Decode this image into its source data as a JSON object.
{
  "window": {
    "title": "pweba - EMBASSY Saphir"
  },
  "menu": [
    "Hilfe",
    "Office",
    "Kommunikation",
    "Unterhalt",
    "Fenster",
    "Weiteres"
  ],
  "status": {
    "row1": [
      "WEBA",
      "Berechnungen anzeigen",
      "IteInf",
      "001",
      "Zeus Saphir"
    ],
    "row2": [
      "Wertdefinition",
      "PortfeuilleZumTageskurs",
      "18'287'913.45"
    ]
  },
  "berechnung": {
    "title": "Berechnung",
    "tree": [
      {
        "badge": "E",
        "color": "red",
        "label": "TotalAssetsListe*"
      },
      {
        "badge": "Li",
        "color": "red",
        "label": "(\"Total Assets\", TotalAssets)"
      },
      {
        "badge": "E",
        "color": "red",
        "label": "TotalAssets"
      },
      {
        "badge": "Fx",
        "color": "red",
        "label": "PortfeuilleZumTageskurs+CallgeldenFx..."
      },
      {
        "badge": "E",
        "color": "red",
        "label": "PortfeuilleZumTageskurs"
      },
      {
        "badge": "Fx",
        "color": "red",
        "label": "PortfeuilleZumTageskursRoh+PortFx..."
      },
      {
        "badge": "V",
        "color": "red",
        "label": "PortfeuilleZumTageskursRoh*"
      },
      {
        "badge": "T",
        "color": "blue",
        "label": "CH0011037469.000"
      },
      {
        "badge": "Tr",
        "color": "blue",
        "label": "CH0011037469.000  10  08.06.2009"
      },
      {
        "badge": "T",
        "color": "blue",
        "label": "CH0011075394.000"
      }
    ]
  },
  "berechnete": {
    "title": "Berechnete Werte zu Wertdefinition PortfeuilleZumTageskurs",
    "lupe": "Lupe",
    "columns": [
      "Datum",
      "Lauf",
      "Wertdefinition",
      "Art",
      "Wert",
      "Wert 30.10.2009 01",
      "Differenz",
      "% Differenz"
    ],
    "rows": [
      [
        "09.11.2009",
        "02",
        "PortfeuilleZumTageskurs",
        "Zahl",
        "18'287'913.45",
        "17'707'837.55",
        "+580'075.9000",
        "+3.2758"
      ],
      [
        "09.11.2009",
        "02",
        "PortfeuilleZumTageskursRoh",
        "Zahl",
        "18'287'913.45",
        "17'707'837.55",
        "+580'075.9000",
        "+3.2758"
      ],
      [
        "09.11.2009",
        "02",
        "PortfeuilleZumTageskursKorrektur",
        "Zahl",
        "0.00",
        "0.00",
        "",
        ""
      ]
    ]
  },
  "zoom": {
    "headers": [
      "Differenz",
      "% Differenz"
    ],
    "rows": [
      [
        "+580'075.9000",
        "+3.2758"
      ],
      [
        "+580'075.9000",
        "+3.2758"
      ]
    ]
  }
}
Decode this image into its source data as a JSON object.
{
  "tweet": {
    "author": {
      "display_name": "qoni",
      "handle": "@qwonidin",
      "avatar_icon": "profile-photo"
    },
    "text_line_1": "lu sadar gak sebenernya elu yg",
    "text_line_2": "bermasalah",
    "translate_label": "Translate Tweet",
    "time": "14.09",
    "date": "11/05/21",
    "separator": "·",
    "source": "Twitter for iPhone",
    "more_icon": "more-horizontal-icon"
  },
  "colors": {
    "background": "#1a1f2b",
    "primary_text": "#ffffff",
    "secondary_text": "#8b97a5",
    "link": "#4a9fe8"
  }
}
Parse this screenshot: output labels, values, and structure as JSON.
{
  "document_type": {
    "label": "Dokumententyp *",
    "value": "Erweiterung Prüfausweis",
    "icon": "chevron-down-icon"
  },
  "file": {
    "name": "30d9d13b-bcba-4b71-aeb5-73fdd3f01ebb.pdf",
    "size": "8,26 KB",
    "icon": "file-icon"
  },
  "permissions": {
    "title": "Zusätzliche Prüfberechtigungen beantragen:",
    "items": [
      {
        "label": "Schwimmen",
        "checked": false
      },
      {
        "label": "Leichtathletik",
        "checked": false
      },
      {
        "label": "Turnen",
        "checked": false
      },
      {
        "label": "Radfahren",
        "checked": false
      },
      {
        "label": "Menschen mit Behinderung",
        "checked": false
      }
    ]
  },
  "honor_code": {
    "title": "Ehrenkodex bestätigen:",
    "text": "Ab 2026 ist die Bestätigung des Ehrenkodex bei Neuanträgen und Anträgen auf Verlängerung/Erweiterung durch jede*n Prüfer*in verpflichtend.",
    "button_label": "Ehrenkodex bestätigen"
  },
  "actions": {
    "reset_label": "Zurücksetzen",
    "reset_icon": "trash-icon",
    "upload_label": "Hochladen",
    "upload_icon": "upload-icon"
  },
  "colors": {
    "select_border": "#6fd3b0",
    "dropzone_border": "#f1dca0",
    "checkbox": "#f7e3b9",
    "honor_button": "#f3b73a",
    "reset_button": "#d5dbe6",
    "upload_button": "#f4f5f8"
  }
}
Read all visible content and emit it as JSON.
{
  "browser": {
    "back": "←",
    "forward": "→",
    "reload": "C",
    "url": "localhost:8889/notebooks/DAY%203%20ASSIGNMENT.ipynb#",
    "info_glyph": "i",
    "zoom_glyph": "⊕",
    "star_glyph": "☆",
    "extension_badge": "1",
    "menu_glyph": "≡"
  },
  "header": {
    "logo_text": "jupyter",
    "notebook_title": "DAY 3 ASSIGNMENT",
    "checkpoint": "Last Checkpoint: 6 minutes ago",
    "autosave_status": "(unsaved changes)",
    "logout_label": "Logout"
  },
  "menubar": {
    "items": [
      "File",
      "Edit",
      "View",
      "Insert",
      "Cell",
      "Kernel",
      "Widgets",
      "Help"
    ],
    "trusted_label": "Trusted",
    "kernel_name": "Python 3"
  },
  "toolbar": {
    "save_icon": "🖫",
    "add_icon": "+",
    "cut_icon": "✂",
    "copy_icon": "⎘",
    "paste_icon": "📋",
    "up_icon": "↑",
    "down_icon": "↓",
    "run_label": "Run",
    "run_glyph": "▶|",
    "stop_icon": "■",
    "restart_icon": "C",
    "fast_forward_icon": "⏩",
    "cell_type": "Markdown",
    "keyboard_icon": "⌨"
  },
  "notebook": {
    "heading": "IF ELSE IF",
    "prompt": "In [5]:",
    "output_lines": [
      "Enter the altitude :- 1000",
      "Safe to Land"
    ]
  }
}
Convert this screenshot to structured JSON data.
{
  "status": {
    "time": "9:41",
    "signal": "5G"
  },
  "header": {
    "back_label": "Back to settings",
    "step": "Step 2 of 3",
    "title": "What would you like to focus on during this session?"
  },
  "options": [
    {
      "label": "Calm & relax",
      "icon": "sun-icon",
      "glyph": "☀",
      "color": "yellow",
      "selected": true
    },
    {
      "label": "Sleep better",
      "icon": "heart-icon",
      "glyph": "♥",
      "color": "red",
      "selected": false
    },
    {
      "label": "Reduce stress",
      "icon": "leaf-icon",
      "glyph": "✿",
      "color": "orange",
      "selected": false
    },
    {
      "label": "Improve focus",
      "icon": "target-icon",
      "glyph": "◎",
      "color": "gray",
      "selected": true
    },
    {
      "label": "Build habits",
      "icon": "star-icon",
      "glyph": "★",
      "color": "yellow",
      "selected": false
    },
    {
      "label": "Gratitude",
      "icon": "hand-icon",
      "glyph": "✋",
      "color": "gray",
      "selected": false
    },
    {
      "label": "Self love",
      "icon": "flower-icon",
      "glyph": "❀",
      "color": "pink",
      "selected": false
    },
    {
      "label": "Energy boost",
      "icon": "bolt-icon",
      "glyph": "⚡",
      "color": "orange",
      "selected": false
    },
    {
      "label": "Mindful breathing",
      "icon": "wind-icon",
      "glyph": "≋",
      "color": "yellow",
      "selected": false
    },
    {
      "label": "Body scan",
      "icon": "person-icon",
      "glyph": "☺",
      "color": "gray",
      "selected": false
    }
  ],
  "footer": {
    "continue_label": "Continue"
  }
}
────────────────────
Short exercise:
Using the listing, collect all lines in which the string "Saphir" is found.

Full answer:
    "title": "pweba - EMBASSY Saphir"
      "Zeus Saphir"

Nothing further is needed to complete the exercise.